Part of a data file
--- Start ---
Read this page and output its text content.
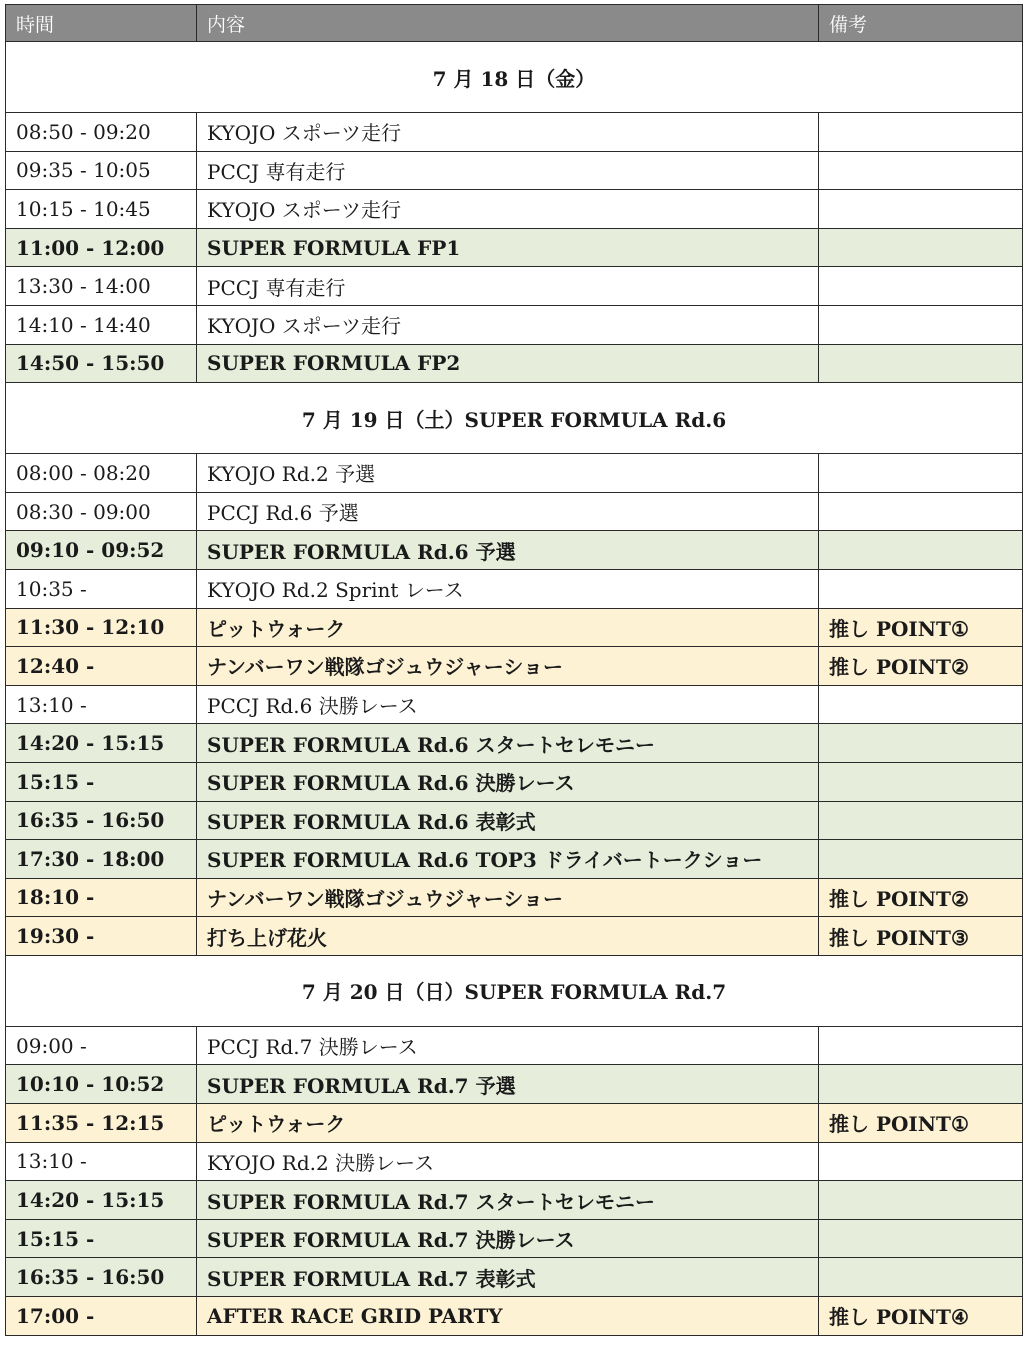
時間	内容	備考
7 月 18 日（金）		
08:50 - 09:20	KYOJO スポーツ走行	
09:35 - 10:05	PCCJ 専有走行	
10:15 - 10:45	KYOJO スポーツ走行	
11:00 - 12:00	SUPER FORMULA FP1	
13:30 - 14:00	PCCJ 専有走行	
14:10 - 14:40	KYOJO スポーツ走行	
14:50 - 15:50	SUPER FORMULA FP2	
7 月 19 日（土）SUPER FORMULA Rd.6		
08:00 - 08:20	KYOJO Rd.2 予選	
08:30 - 09:00	PCCJ Rd.6 予選	
09:10 - 09:52	SUPER FORMULA Rd.6 予選	
10:35 -	KYOJO Rd.2 Sprint レース	
11:30 - 12:10	ピットウォーク	推し POINT①
12:40 -	ナンバーワン戦隊ゴジュウジャーショー	推し POINT②
13:10 -	PCCJ Rd.6 決勝レース	
14:20 - 15:15	SUPER FORMULA Rd.6 スタートセレモニー	
15:15 -	SUPER FORMULA Rd.6 決勝レース	
16:35 - 16:50	SUPER FORMULA Rd.6 表彰式	
17:30 - 18:00	SUPER FORMULA Rd.6 TOP3 ドライバートークショー	
18:10 -	ナンバーワン戦隊ゴジュウジャーショー	推し POINT②
19:30 -	打ち上げ花火	推し POINT③
7 月 20 日（日）SUPER FORMULA Rd.7		
09:00 -	PCCJ Rd.7 決勝レース	
10:10 - 10:52	SUPER FORMULA Rd.7 予選	
11:35 - 12:15	ピットウォーク	推し POINT①
13:10 -	KYOJO Rd.2 決勝レース	
14:20 - 15:15	SUPER FORMULA Rd.7 スタートセレモニー	
15:15 -	SUPER FORMULA Rd.7 決勝レース	
16:35 - 16:50	SUPER FORMULA Rd.7 表彰式	
17:00 -	AFTER RACE GRID PARTY	推し POINT④
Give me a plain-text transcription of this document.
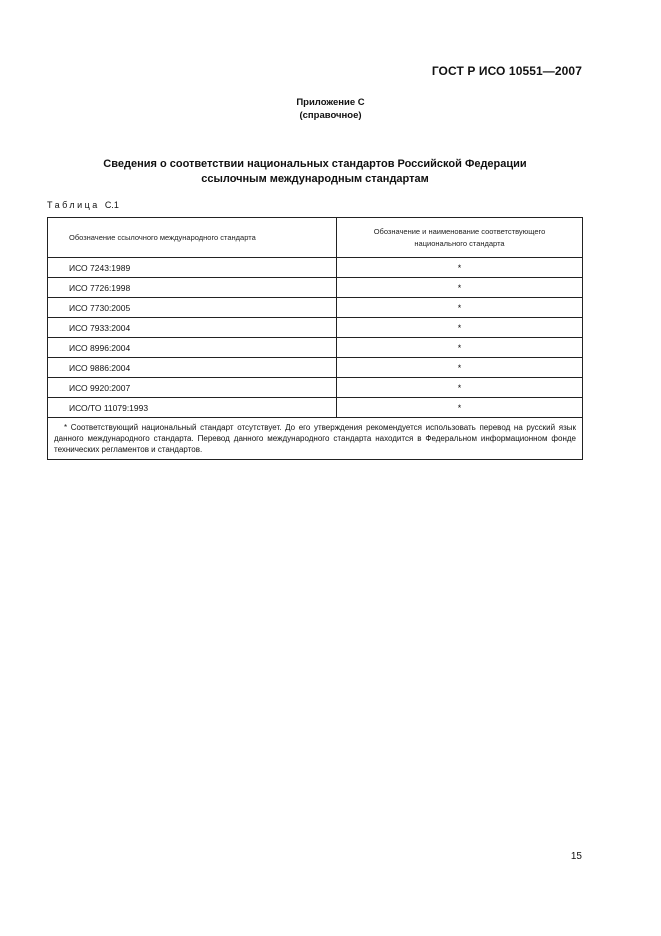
ГОСТ Р ИСО 10551—2007
Приложение С
(справочное)
Сведения о соответствии национальных стандартов Российской Федерации
ссылочным международным стандартам
Таблица С.1
Обозначение ссылочного международного стандарта	Обозначение и наименование соответствующего
национального стандарта

ИСО 7243:1989	*
ИСО 7726:1998	*
ИСО 7730:2005	*
ИСО 7933:2004	*
ИСО 8996:2004	*
ИСО 9886:2004	*
ИСО 9920:2007	*
ИСО/ТО 11079:1993	*
* Соответствующий национальный стандарт отсутствует. До его утверждения рекомендуется использовать перевод на русский язык данного международного стандарта. Перевод данного международного стандарта находится в Федеральном информационном фонде технических регламентов и стандартов.	
15
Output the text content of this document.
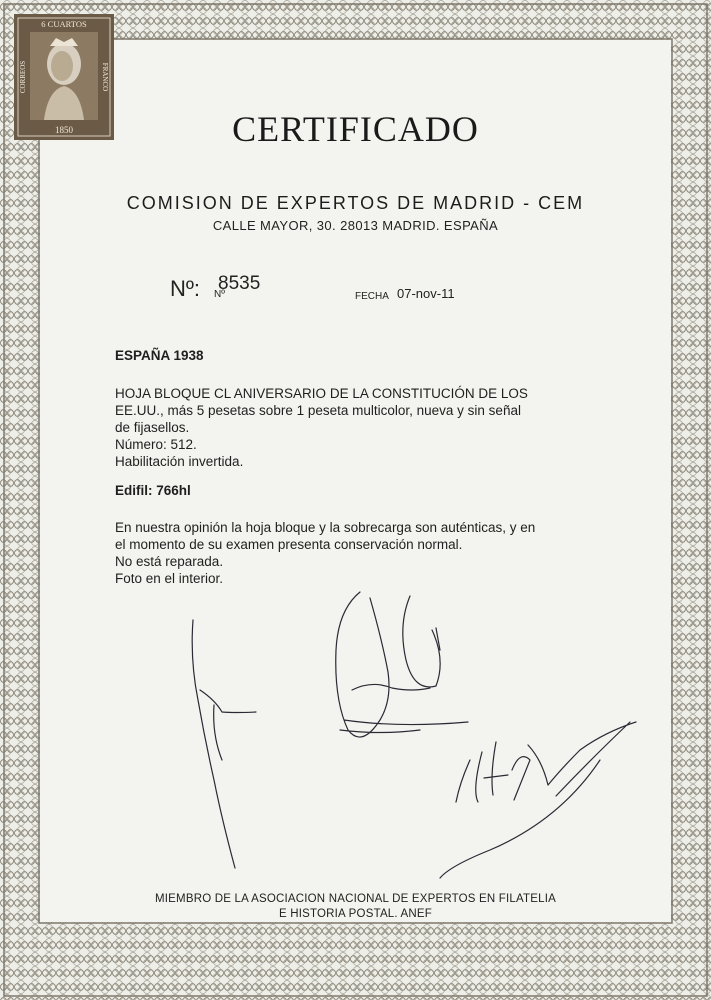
6 CUARTOS
CORREOS	FRANCO
1850	CERTIFICADO
COMISION DE EXPERTOS DE MADRID - CEM
CALLE MAYOR, 30. 28013 MADRID. ESPAÑA
Nº: Nº
8535
FECHA 07-nov-11
ESPAÑA 1938
HOJA BLOQUE CL ANIVERSARIO DE LA CONSTITUCIÓN DE LOS
EE.UU., más 5 pesetas sobre 1 peseta multicolor, nueva y sin señal
de fijasellos.
Número: 512.
Habilitación invertida.
Edifil: 766hl
En nuestra opinión la hoja bloque y la sobrecarga son auténticas, y en
el momento de su examen presenta conservación normal.
No está reparada.
Foto en el interior.
MIEMBRO DE LA ASOCIACION NACIONAL DE EXPERTOS EN FILATELIA
E HISTORIA POSTAL. ANEF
--- End ---
Read the entries and pick out all lines that include the word "ナンバーワン戦隊ゴジュウジャーショー".

=== Task response ===
12:40 -	ナンバーワン戦隊ゴジュウジャーショー	推し POINT②
18:10 -	ナンバーワン戦隊ゴジュウジャーショー	推し POINT②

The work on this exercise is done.